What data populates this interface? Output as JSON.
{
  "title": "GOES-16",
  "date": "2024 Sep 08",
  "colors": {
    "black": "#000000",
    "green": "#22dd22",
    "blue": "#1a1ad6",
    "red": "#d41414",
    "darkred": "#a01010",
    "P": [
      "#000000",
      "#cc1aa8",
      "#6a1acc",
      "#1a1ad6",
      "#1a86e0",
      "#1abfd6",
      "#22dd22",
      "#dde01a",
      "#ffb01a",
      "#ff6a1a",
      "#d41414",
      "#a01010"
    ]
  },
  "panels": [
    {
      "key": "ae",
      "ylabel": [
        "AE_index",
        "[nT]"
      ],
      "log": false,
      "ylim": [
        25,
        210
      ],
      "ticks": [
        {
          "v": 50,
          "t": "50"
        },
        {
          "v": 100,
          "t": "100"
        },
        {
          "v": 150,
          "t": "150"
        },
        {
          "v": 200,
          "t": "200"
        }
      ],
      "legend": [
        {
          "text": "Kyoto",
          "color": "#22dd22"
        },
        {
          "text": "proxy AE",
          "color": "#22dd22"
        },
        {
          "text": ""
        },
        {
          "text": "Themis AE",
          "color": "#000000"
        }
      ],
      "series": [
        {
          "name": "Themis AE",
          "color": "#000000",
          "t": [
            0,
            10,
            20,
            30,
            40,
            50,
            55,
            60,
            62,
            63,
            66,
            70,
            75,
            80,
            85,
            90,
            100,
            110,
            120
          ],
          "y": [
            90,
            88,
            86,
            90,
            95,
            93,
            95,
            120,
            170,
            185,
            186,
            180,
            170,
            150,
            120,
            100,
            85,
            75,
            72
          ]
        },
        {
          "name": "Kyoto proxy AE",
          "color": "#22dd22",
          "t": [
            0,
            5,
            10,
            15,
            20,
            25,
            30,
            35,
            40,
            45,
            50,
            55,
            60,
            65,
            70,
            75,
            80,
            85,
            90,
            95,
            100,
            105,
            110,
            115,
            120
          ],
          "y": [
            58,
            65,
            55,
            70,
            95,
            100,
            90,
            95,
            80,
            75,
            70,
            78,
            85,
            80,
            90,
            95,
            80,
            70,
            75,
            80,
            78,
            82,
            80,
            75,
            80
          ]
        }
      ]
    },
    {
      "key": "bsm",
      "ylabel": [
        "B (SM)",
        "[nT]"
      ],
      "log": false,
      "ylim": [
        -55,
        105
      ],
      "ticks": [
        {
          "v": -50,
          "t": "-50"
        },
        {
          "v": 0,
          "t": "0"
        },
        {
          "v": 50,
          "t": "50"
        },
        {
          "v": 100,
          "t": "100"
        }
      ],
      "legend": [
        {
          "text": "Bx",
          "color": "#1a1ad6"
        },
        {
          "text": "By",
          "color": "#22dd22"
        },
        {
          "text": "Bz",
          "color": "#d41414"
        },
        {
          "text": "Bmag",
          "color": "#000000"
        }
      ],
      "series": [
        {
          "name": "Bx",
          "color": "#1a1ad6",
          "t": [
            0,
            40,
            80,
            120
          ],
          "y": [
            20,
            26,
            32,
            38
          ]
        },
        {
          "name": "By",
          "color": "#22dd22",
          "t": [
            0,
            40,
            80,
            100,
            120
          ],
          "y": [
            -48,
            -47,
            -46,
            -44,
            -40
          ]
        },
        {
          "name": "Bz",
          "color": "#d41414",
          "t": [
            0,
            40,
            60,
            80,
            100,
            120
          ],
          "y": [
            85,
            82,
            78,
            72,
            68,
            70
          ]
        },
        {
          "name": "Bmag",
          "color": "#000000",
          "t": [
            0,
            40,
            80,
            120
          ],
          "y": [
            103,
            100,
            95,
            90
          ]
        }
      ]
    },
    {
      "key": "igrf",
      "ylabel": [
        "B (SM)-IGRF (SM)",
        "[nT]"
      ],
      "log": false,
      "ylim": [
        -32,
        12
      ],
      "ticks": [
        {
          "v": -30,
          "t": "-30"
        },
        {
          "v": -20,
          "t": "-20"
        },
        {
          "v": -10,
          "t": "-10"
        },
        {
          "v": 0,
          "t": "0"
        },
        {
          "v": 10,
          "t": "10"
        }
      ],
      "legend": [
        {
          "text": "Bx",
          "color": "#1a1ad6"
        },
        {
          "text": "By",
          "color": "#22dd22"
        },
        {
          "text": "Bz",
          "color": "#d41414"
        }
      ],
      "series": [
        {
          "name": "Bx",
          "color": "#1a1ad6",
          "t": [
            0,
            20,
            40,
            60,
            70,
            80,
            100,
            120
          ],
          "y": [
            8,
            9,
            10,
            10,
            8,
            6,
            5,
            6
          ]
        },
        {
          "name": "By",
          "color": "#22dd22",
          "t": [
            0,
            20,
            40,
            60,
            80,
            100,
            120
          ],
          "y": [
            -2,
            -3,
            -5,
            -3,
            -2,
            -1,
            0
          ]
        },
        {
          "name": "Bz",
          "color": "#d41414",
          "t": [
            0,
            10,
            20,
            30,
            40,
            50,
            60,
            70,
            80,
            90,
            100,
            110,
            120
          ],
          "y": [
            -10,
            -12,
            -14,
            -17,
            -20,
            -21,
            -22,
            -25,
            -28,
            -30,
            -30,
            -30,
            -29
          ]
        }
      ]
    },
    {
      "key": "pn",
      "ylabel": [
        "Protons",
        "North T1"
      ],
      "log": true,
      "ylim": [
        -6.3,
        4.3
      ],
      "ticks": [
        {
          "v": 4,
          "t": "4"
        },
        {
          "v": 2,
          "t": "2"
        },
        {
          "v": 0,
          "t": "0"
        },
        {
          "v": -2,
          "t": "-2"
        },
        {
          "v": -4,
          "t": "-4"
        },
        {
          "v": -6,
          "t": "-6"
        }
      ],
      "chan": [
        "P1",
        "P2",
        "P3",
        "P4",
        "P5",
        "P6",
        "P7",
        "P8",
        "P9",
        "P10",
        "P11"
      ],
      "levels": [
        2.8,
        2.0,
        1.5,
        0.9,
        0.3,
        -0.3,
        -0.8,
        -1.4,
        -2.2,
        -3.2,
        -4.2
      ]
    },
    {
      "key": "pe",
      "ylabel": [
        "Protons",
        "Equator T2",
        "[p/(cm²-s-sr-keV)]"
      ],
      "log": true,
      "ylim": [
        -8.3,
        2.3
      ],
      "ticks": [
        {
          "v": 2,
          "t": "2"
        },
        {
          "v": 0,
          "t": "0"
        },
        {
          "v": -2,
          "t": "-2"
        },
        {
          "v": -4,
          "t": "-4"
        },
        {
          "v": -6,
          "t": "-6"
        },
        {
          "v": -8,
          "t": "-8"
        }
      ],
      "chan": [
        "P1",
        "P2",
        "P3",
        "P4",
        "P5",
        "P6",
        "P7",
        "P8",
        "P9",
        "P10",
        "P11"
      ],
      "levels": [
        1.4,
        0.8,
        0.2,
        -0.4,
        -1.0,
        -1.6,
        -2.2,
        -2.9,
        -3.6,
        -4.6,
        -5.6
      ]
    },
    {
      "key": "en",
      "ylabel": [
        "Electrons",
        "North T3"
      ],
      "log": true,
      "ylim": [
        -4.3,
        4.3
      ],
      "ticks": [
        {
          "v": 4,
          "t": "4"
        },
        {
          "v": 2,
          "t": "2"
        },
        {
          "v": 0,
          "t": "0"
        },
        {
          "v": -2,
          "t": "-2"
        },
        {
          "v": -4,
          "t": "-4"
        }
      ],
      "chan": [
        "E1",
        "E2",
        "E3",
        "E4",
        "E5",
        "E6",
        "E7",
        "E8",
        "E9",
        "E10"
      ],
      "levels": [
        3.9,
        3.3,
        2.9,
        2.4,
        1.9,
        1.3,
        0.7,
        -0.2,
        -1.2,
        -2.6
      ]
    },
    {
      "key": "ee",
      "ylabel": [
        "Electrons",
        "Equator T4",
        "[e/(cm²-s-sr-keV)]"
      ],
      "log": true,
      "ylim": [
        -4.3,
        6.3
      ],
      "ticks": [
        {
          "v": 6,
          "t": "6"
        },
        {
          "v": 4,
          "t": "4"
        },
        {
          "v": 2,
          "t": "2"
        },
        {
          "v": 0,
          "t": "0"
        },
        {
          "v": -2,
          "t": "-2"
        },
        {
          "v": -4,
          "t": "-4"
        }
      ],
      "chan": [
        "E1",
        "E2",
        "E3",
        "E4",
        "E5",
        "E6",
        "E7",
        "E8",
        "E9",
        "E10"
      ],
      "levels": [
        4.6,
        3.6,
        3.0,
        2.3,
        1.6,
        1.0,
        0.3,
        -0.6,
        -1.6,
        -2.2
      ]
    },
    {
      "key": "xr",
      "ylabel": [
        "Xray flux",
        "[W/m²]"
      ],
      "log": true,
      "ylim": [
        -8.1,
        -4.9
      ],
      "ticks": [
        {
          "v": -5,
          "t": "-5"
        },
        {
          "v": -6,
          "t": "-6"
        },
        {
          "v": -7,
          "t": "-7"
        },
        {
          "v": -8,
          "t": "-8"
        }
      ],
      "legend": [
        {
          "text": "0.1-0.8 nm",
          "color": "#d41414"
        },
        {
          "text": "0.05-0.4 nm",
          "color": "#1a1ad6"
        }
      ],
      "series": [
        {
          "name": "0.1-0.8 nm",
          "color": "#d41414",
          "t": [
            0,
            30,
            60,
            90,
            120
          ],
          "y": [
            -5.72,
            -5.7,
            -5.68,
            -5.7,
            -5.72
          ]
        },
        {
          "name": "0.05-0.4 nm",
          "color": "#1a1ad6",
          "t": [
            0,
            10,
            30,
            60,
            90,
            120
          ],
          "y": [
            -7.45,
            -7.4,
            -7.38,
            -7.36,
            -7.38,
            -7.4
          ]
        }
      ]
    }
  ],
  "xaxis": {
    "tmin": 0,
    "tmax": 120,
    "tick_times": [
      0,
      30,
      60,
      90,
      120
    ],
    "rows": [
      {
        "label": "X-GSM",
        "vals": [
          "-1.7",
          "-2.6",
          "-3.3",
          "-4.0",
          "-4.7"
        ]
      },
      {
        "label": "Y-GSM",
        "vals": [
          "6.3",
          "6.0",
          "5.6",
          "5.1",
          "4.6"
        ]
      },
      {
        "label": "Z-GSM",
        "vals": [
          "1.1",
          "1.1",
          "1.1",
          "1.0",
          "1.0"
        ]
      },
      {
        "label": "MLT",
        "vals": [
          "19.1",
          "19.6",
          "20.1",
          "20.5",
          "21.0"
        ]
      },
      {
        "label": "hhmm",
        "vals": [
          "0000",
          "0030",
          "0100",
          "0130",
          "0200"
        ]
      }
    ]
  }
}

● ● ● ● ● ● ●

→ **Required work**
Pull out each line of the listing that holds the string "name".

→ **Solution for this task**
          "name": "Themis AE",
          "name": "Kyoto proxy AE",
          "name": "Bx",
          "name": "By",
          "name": "Bz",
          "name": "Bmag",
          "name": "Bx",
          "name": "By",
          "name": "Bz",
          "name": "0.1-0.8 nm",
          "name": "0.05-0.4 nm",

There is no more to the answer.